→ Problem to solve: Copy each line in which the string "严控污染物排放" occurs.

** START Available records **

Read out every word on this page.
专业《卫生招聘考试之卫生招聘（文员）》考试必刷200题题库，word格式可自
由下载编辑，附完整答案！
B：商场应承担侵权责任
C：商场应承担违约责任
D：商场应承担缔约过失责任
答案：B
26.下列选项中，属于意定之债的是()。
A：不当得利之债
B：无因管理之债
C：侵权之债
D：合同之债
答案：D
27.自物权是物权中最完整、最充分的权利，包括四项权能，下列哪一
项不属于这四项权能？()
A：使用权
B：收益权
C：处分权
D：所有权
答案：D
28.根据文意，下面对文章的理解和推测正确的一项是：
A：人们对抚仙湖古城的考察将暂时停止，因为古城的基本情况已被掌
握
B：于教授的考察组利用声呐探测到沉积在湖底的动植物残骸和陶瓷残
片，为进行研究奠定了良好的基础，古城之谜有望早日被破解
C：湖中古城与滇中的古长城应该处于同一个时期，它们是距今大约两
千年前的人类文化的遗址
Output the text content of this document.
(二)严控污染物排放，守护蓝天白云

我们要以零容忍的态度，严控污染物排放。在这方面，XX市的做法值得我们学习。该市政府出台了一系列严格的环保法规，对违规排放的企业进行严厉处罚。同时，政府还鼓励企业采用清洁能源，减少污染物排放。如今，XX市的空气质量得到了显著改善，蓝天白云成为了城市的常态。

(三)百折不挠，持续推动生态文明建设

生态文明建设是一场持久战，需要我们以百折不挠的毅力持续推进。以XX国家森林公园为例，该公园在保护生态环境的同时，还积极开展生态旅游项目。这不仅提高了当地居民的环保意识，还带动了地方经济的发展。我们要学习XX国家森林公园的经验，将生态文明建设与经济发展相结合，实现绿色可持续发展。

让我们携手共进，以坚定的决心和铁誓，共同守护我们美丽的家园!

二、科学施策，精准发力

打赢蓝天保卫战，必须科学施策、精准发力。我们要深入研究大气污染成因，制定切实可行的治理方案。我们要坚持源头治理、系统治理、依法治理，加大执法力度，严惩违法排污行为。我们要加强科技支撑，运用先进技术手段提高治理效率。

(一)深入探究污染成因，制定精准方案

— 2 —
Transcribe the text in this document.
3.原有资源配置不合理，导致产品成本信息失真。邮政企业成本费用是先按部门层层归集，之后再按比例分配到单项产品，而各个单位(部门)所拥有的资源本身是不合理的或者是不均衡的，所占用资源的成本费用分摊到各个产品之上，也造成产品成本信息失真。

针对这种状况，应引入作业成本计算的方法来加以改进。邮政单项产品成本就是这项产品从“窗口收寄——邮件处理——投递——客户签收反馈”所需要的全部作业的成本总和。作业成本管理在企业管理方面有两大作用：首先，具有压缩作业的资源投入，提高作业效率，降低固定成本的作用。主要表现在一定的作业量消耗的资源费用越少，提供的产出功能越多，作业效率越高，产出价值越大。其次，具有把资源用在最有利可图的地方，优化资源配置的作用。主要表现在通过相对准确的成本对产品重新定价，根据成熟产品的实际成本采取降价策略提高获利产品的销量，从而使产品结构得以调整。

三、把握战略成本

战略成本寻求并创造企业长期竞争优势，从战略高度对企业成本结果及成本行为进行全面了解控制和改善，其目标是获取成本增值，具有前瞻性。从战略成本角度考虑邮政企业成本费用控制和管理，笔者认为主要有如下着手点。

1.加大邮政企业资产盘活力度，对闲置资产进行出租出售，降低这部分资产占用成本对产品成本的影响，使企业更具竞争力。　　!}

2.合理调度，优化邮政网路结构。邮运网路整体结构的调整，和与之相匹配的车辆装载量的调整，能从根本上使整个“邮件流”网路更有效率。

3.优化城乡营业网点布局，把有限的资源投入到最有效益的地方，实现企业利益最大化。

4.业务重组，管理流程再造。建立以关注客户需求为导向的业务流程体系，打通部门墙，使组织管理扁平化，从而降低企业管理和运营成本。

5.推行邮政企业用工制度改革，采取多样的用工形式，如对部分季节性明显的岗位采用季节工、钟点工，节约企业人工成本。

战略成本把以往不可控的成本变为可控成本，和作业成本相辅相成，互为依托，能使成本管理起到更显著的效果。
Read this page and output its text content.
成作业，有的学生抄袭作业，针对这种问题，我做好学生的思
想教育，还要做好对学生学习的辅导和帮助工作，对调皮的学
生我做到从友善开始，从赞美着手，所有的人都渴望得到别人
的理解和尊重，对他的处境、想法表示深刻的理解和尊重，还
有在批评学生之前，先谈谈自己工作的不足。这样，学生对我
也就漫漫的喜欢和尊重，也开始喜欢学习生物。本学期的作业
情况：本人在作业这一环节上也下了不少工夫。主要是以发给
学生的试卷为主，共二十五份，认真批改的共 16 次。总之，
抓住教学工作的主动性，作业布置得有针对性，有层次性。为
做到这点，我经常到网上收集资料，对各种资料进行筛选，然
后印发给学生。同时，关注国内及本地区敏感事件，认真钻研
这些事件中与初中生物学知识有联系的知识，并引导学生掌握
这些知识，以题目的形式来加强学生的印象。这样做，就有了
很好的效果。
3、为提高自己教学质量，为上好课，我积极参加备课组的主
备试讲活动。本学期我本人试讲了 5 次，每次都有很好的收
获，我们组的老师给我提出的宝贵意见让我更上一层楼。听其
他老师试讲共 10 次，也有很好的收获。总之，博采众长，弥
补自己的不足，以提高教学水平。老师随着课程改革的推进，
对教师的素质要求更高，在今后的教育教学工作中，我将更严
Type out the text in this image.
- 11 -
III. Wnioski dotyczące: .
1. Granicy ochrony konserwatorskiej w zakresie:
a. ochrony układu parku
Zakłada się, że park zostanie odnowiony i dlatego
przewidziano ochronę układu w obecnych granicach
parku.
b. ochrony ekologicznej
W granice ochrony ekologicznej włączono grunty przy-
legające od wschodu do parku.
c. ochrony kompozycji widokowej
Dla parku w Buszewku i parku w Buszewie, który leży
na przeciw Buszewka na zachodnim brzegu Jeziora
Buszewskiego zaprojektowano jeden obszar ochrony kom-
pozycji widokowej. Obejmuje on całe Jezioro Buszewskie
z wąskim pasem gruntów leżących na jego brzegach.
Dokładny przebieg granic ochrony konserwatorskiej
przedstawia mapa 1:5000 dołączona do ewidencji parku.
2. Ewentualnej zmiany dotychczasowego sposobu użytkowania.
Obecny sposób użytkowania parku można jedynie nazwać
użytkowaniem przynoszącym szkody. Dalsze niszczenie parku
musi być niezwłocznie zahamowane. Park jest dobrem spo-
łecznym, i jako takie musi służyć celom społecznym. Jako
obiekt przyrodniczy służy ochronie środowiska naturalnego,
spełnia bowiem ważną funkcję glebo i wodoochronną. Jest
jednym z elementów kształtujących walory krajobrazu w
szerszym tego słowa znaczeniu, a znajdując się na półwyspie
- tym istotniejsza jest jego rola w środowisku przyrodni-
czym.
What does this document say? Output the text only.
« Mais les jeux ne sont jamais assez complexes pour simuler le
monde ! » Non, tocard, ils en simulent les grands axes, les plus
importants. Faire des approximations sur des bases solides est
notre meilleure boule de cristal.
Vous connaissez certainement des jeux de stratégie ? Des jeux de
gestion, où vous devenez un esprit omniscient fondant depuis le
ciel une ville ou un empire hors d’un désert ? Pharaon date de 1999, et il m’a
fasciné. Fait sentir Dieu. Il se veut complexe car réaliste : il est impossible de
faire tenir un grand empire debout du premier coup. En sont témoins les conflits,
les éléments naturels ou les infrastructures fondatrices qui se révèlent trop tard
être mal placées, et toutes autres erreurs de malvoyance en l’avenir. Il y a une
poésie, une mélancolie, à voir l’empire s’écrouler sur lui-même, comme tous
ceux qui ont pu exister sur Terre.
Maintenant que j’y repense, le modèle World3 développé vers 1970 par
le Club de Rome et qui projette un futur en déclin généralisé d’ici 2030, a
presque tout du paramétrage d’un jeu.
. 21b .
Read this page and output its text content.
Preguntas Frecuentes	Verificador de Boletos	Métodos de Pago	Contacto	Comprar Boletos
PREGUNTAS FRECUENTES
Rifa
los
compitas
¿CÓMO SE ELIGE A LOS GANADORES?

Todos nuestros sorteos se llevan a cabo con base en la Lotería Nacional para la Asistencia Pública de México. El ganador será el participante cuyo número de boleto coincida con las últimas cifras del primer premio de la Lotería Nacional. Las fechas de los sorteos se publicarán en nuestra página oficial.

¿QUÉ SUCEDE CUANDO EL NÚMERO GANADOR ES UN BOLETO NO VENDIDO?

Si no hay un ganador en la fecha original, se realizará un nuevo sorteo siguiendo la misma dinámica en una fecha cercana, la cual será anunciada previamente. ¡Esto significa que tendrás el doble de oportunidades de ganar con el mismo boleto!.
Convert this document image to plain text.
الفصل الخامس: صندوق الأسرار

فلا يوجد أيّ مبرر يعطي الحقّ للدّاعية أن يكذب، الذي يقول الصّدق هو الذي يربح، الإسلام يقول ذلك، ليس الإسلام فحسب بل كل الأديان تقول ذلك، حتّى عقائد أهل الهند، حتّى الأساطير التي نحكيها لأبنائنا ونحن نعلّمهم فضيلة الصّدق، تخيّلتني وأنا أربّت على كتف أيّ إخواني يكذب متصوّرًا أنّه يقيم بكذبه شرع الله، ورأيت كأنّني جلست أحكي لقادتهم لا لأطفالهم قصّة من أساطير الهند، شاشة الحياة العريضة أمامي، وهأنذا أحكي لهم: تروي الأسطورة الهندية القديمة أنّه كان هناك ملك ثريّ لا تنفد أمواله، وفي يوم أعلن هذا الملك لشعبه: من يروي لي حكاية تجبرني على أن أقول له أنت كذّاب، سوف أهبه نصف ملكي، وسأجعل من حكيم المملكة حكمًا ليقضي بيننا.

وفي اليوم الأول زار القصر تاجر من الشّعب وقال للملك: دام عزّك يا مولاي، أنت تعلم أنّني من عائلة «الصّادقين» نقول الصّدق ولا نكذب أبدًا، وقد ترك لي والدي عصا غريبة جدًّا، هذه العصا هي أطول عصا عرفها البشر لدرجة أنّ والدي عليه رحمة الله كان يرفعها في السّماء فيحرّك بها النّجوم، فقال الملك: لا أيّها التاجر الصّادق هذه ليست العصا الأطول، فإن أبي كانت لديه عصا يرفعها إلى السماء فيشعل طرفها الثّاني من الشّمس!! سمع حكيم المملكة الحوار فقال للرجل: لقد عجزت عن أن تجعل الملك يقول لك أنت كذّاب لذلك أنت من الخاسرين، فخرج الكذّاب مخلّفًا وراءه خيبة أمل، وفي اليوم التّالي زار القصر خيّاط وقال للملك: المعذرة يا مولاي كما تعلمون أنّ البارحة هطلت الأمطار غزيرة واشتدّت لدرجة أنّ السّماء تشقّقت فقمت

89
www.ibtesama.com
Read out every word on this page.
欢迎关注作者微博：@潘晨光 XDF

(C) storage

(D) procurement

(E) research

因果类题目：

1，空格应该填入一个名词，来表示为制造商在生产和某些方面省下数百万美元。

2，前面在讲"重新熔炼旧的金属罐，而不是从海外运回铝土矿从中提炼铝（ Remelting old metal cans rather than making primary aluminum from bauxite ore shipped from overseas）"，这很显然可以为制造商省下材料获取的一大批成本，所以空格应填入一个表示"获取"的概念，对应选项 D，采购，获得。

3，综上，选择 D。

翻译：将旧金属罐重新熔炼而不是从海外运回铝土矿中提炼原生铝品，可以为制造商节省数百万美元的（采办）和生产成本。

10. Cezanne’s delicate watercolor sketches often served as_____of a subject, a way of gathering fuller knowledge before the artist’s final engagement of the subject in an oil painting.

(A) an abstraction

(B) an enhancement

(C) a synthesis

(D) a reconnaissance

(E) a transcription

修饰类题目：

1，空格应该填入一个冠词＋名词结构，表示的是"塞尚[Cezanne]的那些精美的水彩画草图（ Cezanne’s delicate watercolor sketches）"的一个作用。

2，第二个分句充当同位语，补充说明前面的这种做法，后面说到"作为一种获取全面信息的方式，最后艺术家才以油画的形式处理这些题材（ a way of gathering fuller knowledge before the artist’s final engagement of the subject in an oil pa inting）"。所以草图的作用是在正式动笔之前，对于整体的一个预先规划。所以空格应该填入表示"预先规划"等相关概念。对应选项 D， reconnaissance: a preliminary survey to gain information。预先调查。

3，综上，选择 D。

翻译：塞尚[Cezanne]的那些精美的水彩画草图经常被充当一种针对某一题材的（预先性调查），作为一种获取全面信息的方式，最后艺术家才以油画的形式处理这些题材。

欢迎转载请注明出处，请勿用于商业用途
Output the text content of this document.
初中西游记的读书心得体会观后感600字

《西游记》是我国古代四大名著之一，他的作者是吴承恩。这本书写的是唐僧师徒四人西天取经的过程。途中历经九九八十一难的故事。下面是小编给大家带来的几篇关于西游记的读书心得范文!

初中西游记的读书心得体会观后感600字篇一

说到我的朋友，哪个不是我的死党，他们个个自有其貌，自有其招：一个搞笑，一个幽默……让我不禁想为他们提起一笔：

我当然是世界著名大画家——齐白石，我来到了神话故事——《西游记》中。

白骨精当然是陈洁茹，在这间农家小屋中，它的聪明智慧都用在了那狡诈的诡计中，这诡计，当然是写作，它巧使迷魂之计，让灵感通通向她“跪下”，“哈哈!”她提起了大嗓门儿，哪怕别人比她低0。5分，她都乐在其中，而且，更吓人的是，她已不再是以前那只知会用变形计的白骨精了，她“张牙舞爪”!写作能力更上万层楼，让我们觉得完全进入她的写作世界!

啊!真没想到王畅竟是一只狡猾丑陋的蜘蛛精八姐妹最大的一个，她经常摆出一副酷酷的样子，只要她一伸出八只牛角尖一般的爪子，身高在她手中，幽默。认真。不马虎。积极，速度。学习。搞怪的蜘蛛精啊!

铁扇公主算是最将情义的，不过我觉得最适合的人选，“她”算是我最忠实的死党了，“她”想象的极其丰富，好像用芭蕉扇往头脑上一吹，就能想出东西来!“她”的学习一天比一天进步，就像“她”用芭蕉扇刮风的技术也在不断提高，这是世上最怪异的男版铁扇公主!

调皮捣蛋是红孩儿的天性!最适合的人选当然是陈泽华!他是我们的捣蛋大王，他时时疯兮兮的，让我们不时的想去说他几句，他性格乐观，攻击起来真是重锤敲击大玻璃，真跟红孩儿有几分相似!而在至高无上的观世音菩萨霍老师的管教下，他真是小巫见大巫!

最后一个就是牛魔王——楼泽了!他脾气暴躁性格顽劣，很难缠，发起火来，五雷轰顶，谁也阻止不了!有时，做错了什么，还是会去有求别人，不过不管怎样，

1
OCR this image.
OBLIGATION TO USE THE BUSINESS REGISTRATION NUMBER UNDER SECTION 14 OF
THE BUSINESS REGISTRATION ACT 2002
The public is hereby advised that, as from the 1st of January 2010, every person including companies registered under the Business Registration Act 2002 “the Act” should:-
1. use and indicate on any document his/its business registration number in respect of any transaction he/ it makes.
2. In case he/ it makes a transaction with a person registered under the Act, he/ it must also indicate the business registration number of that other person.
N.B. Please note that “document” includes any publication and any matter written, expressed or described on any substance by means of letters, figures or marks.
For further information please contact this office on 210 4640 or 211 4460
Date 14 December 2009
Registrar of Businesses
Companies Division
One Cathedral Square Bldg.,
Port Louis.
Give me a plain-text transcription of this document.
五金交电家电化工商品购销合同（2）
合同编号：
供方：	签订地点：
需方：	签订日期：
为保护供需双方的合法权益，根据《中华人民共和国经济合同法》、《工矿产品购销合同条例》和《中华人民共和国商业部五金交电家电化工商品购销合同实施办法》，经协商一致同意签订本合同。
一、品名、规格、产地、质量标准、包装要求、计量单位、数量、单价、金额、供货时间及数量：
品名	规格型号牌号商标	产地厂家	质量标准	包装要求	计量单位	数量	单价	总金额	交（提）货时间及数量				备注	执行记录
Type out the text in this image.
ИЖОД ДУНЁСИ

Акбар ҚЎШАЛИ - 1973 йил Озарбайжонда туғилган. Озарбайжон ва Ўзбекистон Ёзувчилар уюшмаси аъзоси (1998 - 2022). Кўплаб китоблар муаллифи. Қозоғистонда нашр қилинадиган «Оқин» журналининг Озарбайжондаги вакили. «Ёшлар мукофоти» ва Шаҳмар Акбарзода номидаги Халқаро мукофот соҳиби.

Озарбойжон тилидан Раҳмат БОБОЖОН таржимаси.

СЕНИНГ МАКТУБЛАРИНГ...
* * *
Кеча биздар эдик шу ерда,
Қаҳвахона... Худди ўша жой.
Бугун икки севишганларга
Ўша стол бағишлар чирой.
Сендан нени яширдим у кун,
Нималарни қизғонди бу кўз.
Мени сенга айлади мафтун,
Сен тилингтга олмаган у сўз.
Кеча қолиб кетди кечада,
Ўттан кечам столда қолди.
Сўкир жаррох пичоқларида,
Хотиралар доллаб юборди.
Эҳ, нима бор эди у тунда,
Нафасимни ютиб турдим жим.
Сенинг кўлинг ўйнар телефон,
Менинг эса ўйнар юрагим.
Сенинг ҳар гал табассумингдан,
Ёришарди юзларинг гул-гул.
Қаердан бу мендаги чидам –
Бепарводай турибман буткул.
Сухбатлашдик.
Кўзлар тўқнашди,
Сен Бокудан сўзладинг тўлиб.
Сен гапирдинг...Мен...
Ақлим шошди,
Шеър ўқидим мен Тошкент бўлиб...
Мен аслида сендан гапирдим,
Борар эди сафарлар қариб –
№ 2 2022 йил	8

** END Available records **

→ Answer below:
(二)严控污染物排放，守护蓝天白云
我们要以零容忍的态度，严控污染物排放。在这方面，XX市的做法值得我们学习。该市政府出台了一系列严格的环保法规，对违规排放的企业进行严厉处罚。同时，政府还鼓励企业采用清洁能源，减少污染物排放。如今，XX市的空气质量得到了显著改善，蓝天白云成为了城市的常态。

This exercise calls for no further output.